→ WORK TO COMPLETE
Exact reproduction is required for all entries.

..............................

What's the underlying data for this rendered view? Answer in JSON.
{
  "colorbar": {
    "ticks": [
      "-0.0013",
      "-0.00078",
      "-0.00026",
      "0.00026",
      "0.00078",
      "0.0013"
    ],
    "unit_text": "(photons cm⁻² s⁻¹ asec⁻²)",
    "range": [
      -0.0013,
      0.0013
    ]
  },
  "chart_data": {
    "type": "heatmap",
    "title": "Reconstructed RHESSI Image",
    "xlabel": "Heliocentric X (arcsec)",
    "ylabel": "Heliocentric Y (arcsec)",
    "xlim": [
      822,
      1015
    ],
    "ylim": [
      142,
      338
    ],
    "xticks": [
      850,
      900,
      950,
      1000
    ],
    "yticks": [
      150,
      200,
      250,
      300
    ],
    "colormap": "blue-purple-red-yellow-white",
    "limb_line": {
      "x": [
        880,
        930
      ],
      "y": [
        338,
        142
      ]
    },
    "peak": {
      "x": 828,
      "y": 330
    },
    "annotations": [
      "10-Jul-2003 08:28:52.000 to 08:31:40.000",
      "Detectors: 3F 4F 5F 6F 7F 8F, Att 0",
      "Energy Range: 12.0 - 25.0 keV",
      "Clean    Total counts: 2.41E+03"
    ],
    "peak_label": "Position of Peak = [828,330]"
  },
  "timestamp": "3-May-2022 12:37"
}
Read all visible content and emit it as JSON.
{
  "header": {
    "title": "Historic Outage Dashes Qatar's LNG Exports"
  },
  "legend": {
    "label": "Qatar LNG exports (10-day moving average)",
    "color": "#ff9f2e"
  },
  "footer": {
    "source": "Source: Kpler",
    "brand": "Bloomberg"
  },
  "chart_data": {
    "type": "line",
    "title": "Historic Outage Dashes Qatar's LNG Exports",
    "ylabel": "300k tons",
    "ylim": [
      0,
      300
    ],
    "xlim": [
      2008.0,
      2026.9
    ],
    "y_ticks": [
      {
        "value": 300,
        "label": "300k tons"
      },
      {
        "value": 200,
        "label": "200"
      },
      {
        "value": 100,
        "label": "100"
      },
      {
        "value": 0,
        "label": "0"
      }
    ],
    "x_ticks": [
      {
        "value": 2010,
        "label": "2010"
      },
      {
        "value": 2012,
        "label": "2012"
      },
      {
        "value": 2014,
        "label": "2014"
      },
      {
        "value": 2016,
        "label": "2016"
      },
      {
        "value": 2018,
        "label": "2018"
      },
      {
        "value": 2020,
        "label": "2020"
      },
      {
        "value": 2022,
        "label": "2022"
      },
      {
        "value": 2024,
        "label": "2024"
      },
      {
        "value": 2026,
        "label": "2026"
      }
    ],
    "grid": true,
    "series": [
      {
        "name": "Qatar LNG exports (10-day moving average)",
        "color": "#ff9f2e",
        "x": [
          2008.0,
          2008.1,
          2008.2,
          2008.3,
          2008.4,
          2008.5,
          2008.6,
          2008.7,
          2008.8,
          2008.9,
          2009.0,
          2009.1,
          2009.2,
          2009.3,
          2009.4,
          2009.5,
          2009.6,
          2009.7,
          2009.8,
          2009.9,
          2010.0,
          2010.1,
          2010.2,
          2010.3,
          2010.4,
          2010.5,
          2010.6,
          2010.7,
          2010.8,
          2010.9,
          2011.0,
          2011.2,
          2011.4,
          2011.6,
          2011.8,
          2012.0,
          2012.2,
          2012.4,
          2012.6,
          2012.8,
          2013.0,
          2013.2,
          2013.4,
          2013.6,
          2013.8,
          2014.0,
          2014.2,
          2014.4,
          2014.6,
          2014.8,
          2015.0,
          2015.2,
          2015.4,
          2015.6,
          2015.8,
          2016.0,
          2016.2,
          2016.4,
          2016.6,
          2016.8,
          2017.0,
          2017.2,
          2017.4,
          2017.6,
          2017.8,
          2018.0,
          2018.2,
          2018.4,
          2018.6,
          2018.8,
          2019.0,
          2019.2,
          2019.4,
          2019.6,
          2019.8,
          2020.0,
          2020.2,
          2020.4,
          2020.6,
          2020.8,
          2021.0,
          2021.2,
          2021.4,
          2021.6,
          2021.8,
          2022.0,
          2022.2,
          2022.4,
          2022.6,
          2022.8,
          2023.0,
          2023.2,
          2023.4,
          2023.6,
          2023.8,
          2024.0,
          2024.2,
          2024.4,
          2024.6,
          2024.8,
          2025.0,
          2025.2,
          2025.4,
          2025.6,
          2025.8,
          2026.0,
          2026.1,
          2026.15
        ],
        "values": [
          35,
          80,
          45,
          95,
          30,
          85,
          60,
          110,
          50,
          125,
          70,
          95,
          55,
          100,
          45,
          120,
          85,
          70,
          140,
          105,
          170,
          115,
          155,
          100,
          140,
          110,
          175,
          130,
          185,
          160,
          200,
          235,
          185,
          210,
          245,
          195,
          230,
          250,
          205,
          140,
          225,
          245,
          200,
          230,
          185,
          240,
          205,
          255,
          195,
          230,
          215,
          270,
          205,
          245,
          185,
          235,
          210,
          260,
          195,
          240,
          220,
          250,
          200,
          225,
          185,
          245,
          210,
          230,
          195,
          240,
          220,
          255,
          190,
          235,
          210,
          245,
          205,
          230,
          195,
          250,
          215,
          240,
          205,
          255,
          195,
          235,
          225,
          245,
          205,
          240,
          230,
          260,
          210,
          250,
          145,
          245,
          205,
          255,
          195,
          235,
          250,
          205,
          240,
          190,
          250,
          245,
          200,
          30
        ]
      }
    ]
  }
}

..............................

→ THE OUTPUT
What's the underlying data for this rendered view? Answer in JSON.
{
  "colorbar": {
    "ticks": [
      "-0.0013",
      "-0.00078",
      "-0.00026",
      "0.00026",
      "0.00078",
      "0.0013"
    ],
    "unit_text": "(photons cm⁻² s⁻¹ asec⁻²)",
    "range": [
      -0.0013,
      0.0013
    ]
  },
  "chart_data": {
    "type": "heatmap",
    "title": "Reconstructed RHESSI Image",
    "xlabel": "Heliocentric X (arcsec)",
    "ylabel": "Heliocentric Y (arcsec)",
    "xlim": [
      822,
      1015
    ],
    "ylim": [
      142,
      338
    ],
    "xticks": [
      850,
      900,
      950,
      1000
    ],
    "yticks": [
      150,
      200,
      250,
      300
    ],
    "colormap": "blue-purple-red-yellow-white",
    "limb_line": {
      "x": [
        880,
        930
      ],
      "y": [
        338,
        142
      ]
    },
    "peak": {
      "x": 828,
      "y": 330
    },
    "annotations": [
      "10-Jul-2003 08:28:52.000 to 08:31:40.000",
      "Detectors: 3F 4F 5F 6F 7F 8F, Att 0",
      "Energy Range: 12.0 - 25.0 keV",
      "Clean    Total counts: 2.41E+03"
    ],
    "peak_label": "Position of Peak = [828,330]"
  },
  "timestamp": "3-May-2022 12:37"
}
Read all visible content and emit it as JSON.
{
  "header": {
    "title": "Historic Outage Dashes Qatar's LNG Exports"
  },
  "legend": {
    "label": "Qatar LNG exports (10-day moving average)",
    "color": "#ff9f2e"
  },
  "footer": {
    "source": "Source: Kpler",
    "brand": "Bloomberg"
  },
  "chart_data": {
    "type": "line",
    "title": "Historic Outage Dashes Qatar's LNG Exports",
    "ylabel": "300k tons",
    "ylim": [
      0,
      300
    ],
    "xlim": [
      2008.0,
      2026.9
    ],
    "y_ticks": [
      {
        "value": 300,
        "label": "300k tons"
      },
      {
        "value": 200,
        "label": "200"
      },
      {
        "value": 100,
        "label": "100"
      },
      {
        "value": 0,
        "label": "0"
      }
    ],
    "x_ticks": [
      {
        "value": 2010,
        "label": "2010"
      },
      {
        "value": 2012,
        "label": "2012"
      },
      {
        "value": 2014,
        "label": "2014"
      },
      {
        "value": 2016,
        "label": "2016"
      },
      {
        "value": 2018,
        "label": "2018"
      },
      {
        "value": 2020,
        "label": "2020"
      },
      {
        "value": 2022,
        "label": "2022"
      },
      {
        "value": 2024,
        "label": "2024"
      },
      {
        "value": 2026,
        "label": "2026"
      }
    ],
    "grid": true,
    "series": [
      {
        "name": "Qatar LNG exports (10-day moving average)",
        "color": "#ff9f2e",
        "x": [
          2008.0,
          2008.1,
          2008.2,
          2008.3,
          2008.4,
          2008.5,
          2008.6,
          2008.7,
          2008.8,
          2008.9,
          2009.0,
          2009.1,
          2009.2,
          2009.3,
          2009.4,
          2009.5,
          2009.6,
          2009.7,
          2009.8,
          2009.9,
          2010.0,
          2010.1,
          2010.2,
          2010.3,
          2010.4,
          2010.5,
          2010.6,
          2010.7,
          2010.8,
          2010.9,
          2011.0,
          2011.2,
          2011.4,
          2011.6,
          2011.8,
          2012.0,
          2012.2,
          2012.4,
          2012.6,
          2012.8,
          2013.0,
          2013.2,
          2013.4,
          2013.6,
          2013.8,
          2014.0,
          2014.2,
          2014.4,
          2014.6,
          2014.8,
          2015.0,
          2015.2,
          2015.4,
          2015.6,
          2015.8,
          2016.0,
          2016.2,
          2016.4,
          2016.6,
          2016.8,
          2017.0,
          2017.2,
          2017.4,
          2017.6,
          2017.8,
          2018.0,
          2018.2,
          2018.4,
          2018.6,
          2018.8,
          2019.0,
          2019.2,
          2019.4,
          2019.6,
          2019.8,
          2020.0,
          2020.2,
          2020.4,
          2020.6,
          2020.8,
          2021.0,
          2021.2,
          2021.4,
          2021.6,
          2021.8,
          2022.0,
          2022.2,
          2022.4,
          2022.6,
          2022.8,
          2023.0,
          2023.2,
          2023.4,
          2023.6,
          2023.8,
          2024.0,
          2024.2,
          2024.4,
          2024.6,
          2024.8,
          2025.0,
          2025.2,
          2025.4,
          2025.6,
          2025.8,
          2026.0,
          2026.1,
          2026.15
        ],
        "values": [
          35,
          80,
          45,
          95,
          30,
          85,
          60,
          110,
          50,
          125,
          70,
          95,
          55,
          100,
          45,
          120,
          85,
          70,
          140,
          105,
          170,
          115,
          155,
          100,
          140,
          110,
          175,
          130,
          185,
          160,
          200,
          235,
          185,
          210,
          245,
          195,
          230,
          250,
          205,
          140,
          225,
          245,
          200,
          230,
          185,
          240,
          205,
          255,
          195,
          230,
          215,
          270,
          205,
          245,
          185,
          235,
          210,
          260,
          195,
          240,
          220,
          250,
          200,
          225,
          185,
          245,
          210,
          230,
          195,
          240,
          220,
          255,
          190,
          235,
          210,
          245,
          205,
          230,
          195,
          250,
          215,
          240,
          205,
          255,
          195,
          235,
          225,
          245,
          205,
          240,
          230,
          260,
          210,
          250,
          145,
          245,
          205,
          255,
          195,
          235,
          250,
          205,
          240,
          190,
          250,
          245,
          200,
          30
        ]
      }
    ]
  }
}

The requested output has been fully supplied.